YOUR TASKS:
[1] In the supercapacitor FAQ, which company originally used "Ultracapacitor" as a trademark term?
[2] Do these statements agree with the supercapacitor FAQ? Answer yes or no for each, quoting the words that decide it. (a) Standard LCR meters work well for measuring supercapacitor capacitance. (b) Under IEC 62576, capacitance is measured with a constant-current discharge test. (c) "Supercapacitor" is the most technically precise term for the pure electrostatic type.
[3] Carry on the supercapacitor FAQ from the point where it stops.

DOCUMENT EXCERPT:
>> BEGIN

Q3: What’s the difference between a supercapacitor and an ultracapacitor?

Nothing meaningful — they’re the same technology. “Ultracapacitor” was a trademark term originally used by Maxwell Technologies for their EDLC products. “Supercapacitor” is the more common generic term. “EDLC” (Electric Double-Layer Capacitor) is the most technically precise term for the pure electrostatic type. You’ll see all three terms in datasheets and application notes referring to the same devices.

Q4: How do I measure the actual capacitance and ESR of a supercapacitor in my lab?

Standard LCR meters don’t work well for supercapacitors because the capacitance is measured at frequencies (1 kHz, 100 Hz) where the EDLC behaves more like a resistor than a capacitor. The correct method per IEC 62576 is a constant-current discharge test: charge to rated voltage, apply a constant discharge current, and measure the time to discharge between two voltage setpoints. C = I × Δt / ΔV. For ESR, apply a current step and measure the instantaneous voltage jump before the capacitor voltage changes — ESR = ΔV_instantaneous / I_step. A data acquisition system sampling at >1 kHz makes this straightforward.

>> END

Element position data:
>> BEGIN

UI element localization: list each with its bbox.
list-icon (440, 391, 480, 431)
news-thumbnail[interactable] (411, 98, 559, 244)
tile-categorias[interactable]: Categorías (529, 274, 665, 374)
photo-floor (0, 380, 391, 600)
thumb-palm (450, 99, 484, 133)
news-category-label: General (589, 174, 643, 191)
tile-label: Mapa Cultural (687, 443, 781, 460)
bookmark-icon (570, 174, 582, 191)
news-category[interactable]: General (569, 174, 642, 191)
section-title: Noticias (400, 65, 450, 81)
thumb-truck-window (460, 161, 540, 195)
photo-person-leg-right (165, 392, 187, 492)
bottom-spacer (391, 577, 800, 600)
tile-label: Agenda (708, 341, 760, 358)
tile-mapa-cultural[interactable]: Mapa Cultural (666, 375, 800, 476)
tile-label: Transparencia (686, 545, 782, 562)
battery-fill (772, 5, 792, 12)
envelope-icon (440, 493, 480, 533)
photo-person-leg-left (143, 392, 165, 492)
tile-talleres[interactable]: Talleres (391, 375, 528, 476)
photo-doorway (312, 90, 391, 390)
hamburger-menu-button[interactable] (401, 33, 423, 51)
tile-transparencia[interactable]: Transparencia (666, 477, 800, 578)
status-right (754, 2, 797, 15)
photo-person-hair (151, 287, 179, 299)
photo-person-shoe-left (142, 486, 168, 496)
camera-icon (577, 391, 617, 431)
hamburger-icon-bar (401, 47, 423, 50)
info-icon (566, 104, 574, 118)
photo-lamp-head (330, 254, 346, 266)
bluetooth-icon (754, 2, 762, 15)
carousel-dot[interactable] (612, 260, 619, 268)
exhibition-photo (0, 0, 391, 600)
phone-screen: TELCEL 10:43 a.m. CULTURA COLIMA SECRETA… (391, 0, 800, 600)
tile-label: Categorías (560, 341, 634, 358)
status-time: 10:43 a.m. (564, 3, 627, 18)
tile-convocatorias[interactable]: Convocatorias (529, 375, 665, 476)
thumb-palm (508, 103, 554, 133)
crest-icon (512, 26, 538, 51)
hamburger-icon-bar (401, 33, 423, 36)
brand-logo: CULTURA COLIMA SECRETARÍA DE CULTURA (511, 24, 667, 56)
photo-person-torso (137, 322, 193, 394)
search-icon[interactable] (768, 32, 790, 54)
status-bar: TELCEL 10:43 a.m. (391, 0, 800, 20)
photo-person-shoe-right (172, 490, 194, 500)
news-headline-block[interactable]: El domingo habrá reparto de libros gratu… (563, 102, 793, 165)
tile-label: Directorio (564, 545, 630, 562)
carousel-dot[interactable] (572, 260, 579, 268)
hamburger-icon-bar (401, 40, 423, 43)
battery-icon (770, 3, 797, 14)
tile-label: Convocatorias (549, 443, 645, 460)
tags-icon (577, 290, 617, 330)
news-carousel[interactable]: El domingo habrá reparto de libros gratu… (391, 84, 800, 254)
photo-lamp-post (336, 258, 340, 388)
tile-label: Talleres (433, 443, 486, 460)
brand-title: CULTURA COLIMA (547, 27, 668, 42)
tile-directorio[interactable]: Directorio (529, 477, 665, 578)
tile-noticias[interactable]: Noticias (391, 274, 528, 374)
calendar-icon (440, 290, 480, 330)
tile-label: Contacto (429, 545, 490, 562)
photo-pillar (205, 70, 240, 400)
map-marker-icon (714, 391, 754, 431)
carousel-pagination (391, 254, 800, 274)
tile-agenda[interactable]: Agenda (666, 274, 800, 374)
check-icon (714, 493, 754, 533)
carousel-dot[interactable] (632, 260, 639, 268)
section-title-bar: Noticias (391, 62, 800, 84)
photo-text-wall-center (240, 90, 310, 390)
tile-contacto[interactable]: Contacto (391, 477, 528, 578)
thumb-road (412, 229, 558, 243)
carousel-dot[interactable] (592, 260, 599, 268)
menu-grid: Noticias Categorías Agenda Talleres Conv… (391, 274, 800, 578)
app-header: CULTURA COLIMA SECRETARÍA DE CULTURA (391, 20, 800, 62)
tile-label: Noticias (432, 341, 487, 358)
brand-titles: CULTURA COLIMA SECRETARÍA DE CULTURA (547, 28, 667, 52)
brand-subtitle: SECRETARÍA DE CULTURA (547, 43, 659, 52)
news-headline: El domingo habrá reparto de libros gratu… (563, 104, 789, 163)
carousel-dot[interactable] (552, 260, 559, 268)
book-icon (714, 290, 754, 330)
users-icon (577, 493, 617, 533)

>> END

EXPECTED RESULTS:
[1] Maxwell Technologies, for their EDLC products.

[2]
(a) No: "Standard LCR meters don’t work well for supercapacitors"
(b) Yes: "The correct method per IEC 62576 is a constant-current discharge test"
(c) No: "“EDLC” (Electric Double-Layer Capacitor) is the most technically precise term for the pure electrostatic type"

[3]
Q5: Do supercapacitors have polarity? What happens if I reverse-connect one?

Yes, most EDLC supercapacitors are polarized — they have a positive and negative terminal that must be observed during installation, just like electrolytic capacitors. The terminals are clearly marked on the package. Reverse-connecting a supercapacitor causes the electrolyte to decompose rapidly, generating gas and heat, which can rupture the cell casing. Some specialty supercapacitors are designed for bipolar (AC) operation using symmetric activated carbon electrodes in aqueous electrolyte, but these are a minority of the market. Always check the datasheet and observe polarity marking during board assembly and testing.